What to do> Pull out every line below containing the word "name".

# # # #

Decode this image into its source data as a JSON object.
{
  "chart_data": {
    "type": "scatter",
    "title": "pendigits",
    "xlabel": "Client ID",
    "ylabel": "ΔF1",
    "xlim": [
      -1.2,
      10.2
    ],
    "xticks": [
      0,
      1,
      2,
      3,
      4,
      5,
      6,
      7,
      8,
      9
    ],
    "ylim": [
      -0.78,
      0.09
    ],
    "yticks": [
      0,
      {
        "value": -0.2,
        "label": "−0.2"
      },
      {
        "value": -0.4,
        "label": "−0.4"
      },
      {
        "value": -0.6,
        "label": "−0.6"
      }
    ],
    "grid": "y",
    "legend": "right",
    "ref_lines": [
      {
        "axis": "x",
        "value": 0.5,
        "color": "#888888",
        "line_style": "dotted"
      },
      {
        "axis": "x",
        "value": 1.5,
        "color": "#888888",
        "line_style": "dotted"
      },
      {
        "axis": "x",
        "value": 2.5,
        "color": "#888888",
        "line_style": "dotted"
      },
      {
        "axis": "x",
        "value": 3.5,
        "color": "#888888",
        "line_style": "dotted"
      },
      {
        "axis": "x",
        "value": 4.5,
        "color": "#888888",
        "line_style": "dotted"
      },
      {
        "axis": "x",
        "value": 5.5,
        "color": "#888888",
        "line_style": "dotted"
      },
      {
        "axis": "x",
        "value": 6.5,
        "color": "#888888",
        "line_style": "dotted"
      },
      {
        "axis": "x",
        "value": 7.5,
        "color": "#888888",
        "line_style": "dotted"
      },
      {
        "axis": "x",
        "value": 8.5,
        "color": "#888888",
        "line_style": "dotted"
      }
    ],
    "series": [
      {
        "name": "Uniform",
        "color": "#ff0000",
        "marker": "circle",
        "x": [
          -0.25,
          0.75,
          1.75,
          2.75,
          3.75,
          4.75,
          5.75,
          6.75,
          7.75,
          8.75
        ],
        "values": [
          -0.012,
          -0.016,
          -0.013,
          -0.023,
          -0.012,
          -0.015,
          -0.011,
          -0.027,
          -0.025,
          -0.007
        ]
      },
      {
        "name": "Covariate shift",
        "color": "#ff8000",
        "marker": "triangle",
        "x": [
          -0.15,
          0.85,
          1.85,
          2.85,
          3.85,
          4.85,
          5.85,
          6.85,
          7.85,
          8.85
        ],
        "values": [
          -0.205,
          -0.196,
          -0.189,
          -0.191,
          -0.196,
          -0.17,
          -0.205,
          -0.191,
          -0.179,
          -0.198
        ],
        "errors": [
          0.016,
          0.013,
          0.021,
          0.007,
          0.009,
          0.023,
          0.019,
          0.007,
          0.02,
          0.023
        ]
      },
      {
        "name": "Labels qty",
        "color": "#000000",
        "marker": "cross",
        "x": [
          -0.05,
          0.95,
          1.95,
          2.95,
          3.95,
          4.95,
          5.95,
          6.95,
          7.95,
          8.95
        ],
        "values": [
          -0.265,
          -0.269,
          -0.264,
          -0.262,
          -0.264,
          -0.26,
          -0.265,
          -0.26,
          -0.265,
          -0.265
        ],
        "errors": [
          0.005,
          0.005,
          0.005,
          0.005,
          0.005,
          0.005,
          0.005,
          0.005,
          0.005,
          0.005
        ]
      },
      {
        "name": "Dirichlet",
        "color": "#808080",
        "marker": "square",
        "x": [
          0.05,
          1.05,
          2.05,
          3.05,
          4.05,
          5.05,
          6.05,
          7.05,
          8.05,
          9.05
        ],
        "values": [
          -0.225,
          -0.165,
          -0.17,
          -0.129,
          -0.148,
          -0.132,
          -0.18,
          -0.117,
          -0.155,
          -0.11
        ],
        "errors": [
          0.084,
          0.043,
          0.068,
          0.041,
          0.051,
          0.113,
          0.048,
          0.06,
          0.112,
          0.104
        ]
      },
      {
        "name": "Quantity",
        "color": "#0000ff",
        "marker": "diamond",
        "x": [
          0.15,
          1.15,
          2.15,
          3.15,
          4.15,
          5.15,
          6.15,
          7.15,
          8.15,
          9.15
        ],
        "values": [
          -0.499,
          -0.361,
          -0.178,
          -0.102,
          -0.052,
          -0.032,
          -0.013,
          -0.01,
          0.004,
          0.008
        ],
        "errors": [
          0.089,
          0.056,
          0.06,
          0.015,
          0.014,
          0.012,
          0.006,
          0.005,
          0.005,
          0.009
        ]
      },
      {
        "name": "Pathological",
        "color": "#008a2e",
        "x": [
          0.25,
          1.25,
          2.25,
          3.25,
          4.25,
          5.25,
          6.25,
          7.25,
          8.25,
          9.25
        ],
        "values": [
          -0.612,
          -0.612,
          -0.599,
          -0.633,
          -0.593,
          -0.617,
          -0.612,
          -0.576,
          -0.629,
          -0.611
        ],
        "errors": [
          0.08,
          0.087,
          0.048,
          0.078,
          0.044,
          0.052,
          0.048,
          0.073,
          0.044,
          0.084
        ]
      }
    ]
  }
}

# # # #

Result>
        "name": "Uniform",
        "name": "Covariate shift",
        "name": "Labels qty",
        "name": "Dirichlet",
        "name": "Quantity",
        "name": "Pathological",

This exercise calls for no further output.